Directions:
Set down all of the data that follows word for word, without the images.

Extracted data:

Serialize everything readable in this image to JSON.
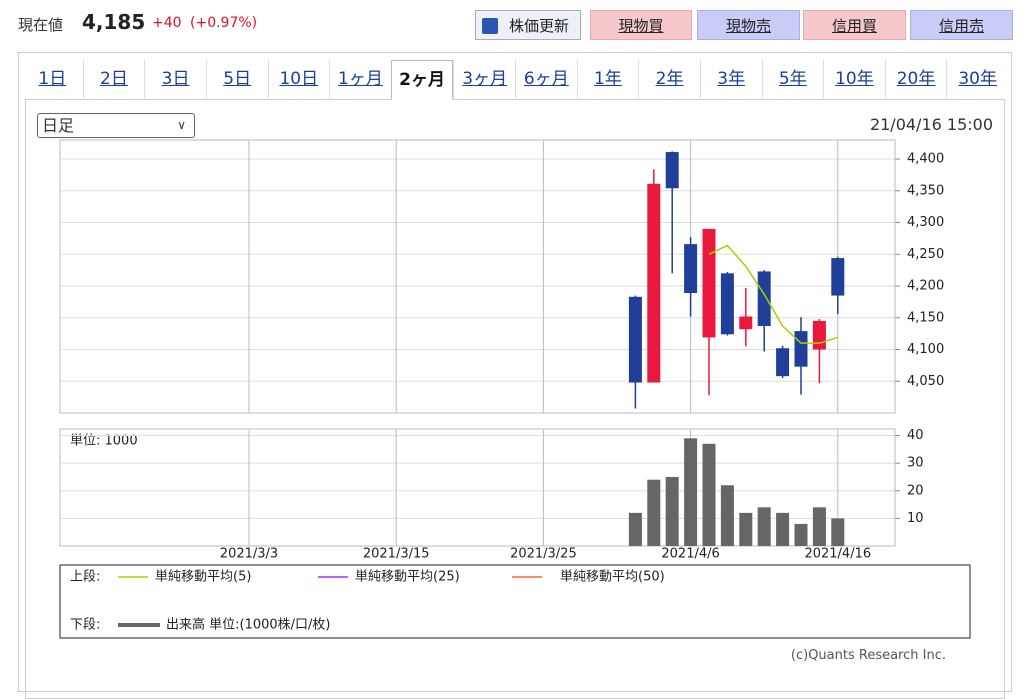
{
  "header": {
    "label": "現在値",
    "price": "4,185",
    "change": "+40",
    "change_pct": "(+0.97%)"
  },
  "buttons": [
    "株価更新",
    "現物買",
    "現物売",
    "信用買",
    "信用売"
  ],
  "tabs": [
    "1日",
    "2日",
    "3日",
    "5日",
    "10日",
    "1ヶ月",
    "2ヶ月",
    "3ヶ月",
    "6ヶ月",
    "1年",
    "2年",
    "3年",
    "5年",
    "10年",
    "20年",
    "30年"
  ],
  "period_select": "日足",
  "timestamp": "21/04/16 15:00",
  "chart_data": [
    {
      "type": "candlestick",
      "open": [
        null,
        null,
        null,
        null,
        null,
        null,
        null,
        null,
        null,
        null,
        null,
        null,
        null,
        null,
        null,
        null,
        null,
        null,
        null,
        null,
        null,
        4183,
        4048,
        4411,
        4266,
        4119,
        4220,
        4132,
        4223,
        4102,
        4129,
        4100,
        4244
      ],
      "high": [
        null,
        null,
        null,
        null,
        null,
        null,
        null,
        null,
        null,
        null,
        null,
        null,
        null,
        null,
        null,
        null,
        null,
        null,
        null,
        null,
        null,
        4185,
        4384,
        4412,
        4277,
        4290,
        4222,
        4197,
        4225,
        4106,
        4151,
        4148,
        4246
      ],
      "low": [
        null,
        null,
        null,
        null,
        null,
        null,
        null,
        null,
        null,
        null,
        null,
        null,
        null,
        null,
        null,
        null,
        null,
        null,
        null,
        null,
        null,
        4007,
        4048,
        4220,
        4152,
        4028,
        4122,
        4105,
        4097,
        4055,
        4029,
        4047,
        4156
      ],
      "close": [
        null,
        null,
        null,
        null,
        null,
        null,
        null,
        null,
        null,
        null,
        null,
        null,
        null,
        null,
        null,
        null,
        null,
        null,
        null,
        null,
        null,
        4048,
        4361,
        4354,
        4189,
        4290,
        4124,
        4152,
        4137,
        4058,
        4073,
        4145,
        4185
      ],
      "up_color": "#e8193c",
      "down_color": "#1f3f99",
      "series": [
        {
          "name": "単純移動平均(5)",
          "color": "#a8d000",
          "values": [
            null,
            null,
            null,
            null,
            null,
            null,
            null,
            null,
            null,
            null,
            null,
            null,
            null,
            null,
            null,
            null,
            null,
            null,
            null,
            null,
            null,
            null,
            null,
            null,
            null,
            4250,
            4264,
            4231,
            4187,
            4137,
            4110,
            4110,
            4119
          ]
        },
        {
          "name": "単純移動平均(25)",
          "color": "#9933ff",
          "values": [
            null,
            null,
            null,
            null,
            null,
            null,
            null,
            null,
            null,
            null,
            null,
            null,
            null,
            null,
            null,
            null,
            null,
            null,
            null,
            null,
            null,
            null,
            null,
            null,
            null,
            null,
            null,
            null,
            null,
            null,
            null,
            null,
            null
          ]
        },
        {
          "name": "単純移動平均(50)",
          "color": "#ff6633",
          "values": [
            null,
            null,
            null,
            null,
            null,
            null,
            null,
            null,
            null,
            null,
            null,
            null,
            null,
            null,
            null,
            null,
            null,
            null,
            null,
            null,
            null,
            null,
            null,
            null,
            null,
            null,
            null,
            null,
            null,
            null,
            null,
            null,
            null
          ]
        }
      ],
      "ylim": [
        4000,
        4430
      ],
      "yticks": [
        {
          "value": 4050,
          "label": "4,050"
        },
        {
          "value": 4100,
          "label": "4,100"
        },
        {
          "value": 4150,
          "label": "4,150"
        },
        {
          "value": 4200,
          "label": "4,200"
        },
        {
          "value": 4250,
          "label": "4,250"
        },
        {
          "value": 4300,
          "label": "4,300"
        },
        {
          "value": 4350,
          "label": "4,350"
        },
        {
          "value": 4400,
          "label": "4,400"
        }
      ],
      "grid": true
    },
    {
      "type": "bar",
      "unit_label": "単位: 1000",
      "categories": [
        "2021/3/3",
        null,
        null,
        null,
        null,
        null,
        null,
        null,
        "2021/3/15",
        null,
        null,
        null,
        null,
        null,
        null,
        null,
        "2021/3/25",
        null,
        null,
        null,
        null,
        null,
        null,
        null,
        "2021/4/6",
        null,
        null,
        null,
        null,
        null,
        null,
        null,
        "2021/4/16"
      ],
      "series": [
        {
          "name": "出来高 単位:(1000株/口/枚)",
          "color": "#666666",
          "values": [
            null,
            null,
            null,
            null,
            null,
            null,
            null,
            null,
            null,
            null,
            null,
            null,
            null,
            null,
            null,
            null,
            null,
            null,
            null,
            null,
            null,
            12,
            24,
            25,
            39,
            37,
            22,
            12,
            14,
            12,
            8,
            14,
            10
          ]
        }
      ],
      "ylim": [
        0,
        42
      ],
      "yticks": [
        10,
        20,
        30,
        40
      ],
      "grid": true
    }
  ],
  "legend": {
    "upper": "上段:",
    "lower": "下段:"
  },
  "copyright": "(c)Quants Research Inc."
}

Finished task:
Serialize everything readable in this image to JSON.
{
  "header": {
    "label": "現在値",
    "price": "4,185",
    "change": "+40",
    "change_pct": "(+0.97%)"
  },
  "buttons": [
    "株価更新",
    "現物買",
    "現物売",
    "信用買",
    "信用売"
  ],
  "tabs": [
    "1日",
    "2日",
    "3日",
    "5日",
    "10日",
    "1ヶ月",
    "2ヶ月",
    "3ヶ月",
    "6ヶ月",
    "1年",
    "2年",
    "3年",
    "5年",
    "10年",
    "20年",
    "30年"
  ],
  "period_select": "日足",
  "timestamp": "21/04/16 15:00",
  "chart_data": [
    {
      "type": "candlestick",
      "open": [
        null,
        null,
        null,
        null,
        null,
        null,
        null,
        null,
        null,
        null,
        null,
        null,
        null,
        null,
        null,
        null,
        null,
        null,
        null,
        null,
        null,
        4183,
        4048,
        4411,
        4266,
        4119,
        4220,
        4132,
        4223,
        4102,
        4129,
        4100,
        4244
      ],
      "high": [
        null,
        null,
        null,
        null,
        null,
        null,
        null,
        null,
        null,
        null,
        null,
        null,
        null,
        null,
        null,
        null,
        null,
        null,
        null,
        null,
        null,
        4185,
        4384,
        4412,
        4277,
        4290,
        4222,
        4197,
        4225,
        4106,
        4151,
        4148,
        4246
      ],
      "low": [
        null,
        null,
        null,
        null,
        null,
        null,
        null,
        null,
        null,
        null,
        null,
        null,
        null,
        null,
        null,
        null,
        null,
        null,
        null,
        null,
        null,
        4007,
        4048,
        4220,
        4152,
        4028,
        4122,
        4105,
        4097,
        4055,
        4029,
        4047,
        4156
      ],
      "close": [
        null,
        null,
        null,
        null,
        null,
        null,
        null,
        null,
        null,
        null,
        null,
        null,
        null,
        null,
        null,
        null,
        null,
        null,
        null,
        null,
        null,
        4048,
        4361,
        4354,
        4189,
        4290,
        4124,
        4152,
        4137,
        4058,
        4073,
        4145,
        4185
      ],
      "up_color": "#e8193c",
      "down_color": "#1f3f99",
      "series": [
        {
          "name": "単純移動平均(5)",
          "color": "#a8d000",
          "values": [
            null,
            null,
            null,
            null,
            null,
            null,
            null,
            null,
            null,
            null,
            null,
            null,
            null,
            null,
            null,
            null,
            null,
            null,
            null,
            null,
            null,
            null,
            null,
            null,
            null,
            4250,
            4264,
            4231,
            4187,
            4137,
            4110,
            4110,
            4119
          ]
        },
        {
          "name": "単純移動平均(25)",
          "color": "#9933ff",
          "values": [
            null,
            null,
            null,
            null,
            null,
            null,
            null,
            null,
            null,
            null,
            null,
            null,
            null,
            null,
            null,
            null,
            null,
            null,
            null,
            null,
            null,
            null,
            null,
            null,
            null,
            null,
            null,
            null,
            null,
            null,
            null,
            null,
            null
          ]
        },
        {
          "name": "単純移動平均(50)",
          "color": "#ff6633",
          "values": [
            null,
            null,
            null,
            null,
            null,
            null,
            null,
            null,
            null,
            null,
            null,
            null,
            null,
            null,
            null,
            null,
            null,
            null,
            null,
            null,
            null,
            null,
            null,
            null,
            null,
            null,
            null,
            null,
            null,
            null,
            null,
            null,
            null
          ]
        }
      ],
      "ylim": [
        4000,
        4430
      ],
      "yticks": [
        {
          "value": 4050,
          "label": "4,050"
        },
        {
          "value": 4100,
          "label": "4,100"
        },
        {
          "value": 4150,
          "label": "4,150"
        },
        {
          "value": 4200,
          "label": "4,200"
        },
        {
          "value": 4250,
          "label": "4,250"
        },
        {
          "value": 4300,
          "label": "4,300"
        },
        {
          "value": 4350,
          "label": "4,350"
        },
        {
          "value": 4400,
          "label": "4,400"
        }
      ],
      "grid": true
    },
    {
      "type": "bar",
      "unit_label": "単位: 1000",
      "categories": [
        "2021/3/3",
        null,
        null,
        null,
        null,
        null,
        null,
        null,
        "2021/3/15",
        null,
        null,
        null,
        null,
        null,
        null,
        null,
        "2021/3/25",
        null,
        null,
        null,
        null,
        null,
        null,
        null,
        "2021/4/6",
        null,
        null,
        null,
        null,
        null,
        null,
        null,
        "2021/4/16"
      ],
      "series": [
        {
          "name": "出来高 単位:(1000株/口/枚)",
          "color": "#666666",
          "values": [
            null,
            null,
            null,
            null,
            null,
            null,
            null,
            null,
            null,
            null,
            null,
            null,
            null,
            null,
            null,
            null,
            null,
            null,
            null,
            null,
            null,
            12,
            24,
            25,
            39,
            37,
            22,
            12,
            14,
            12,
            8,
            14,
            10
          ]
        }
      ],
      "ylim": [
        0,
        42
      ],
      "yticks": [
        10,
        20,
        30,
        40
      ],
      "grid": true
    }
  ],
  "legend": {
    "upper": "上段:",
    "lower": "下段:"
  },
  "copyright": "(c)Quants Research Inc."
}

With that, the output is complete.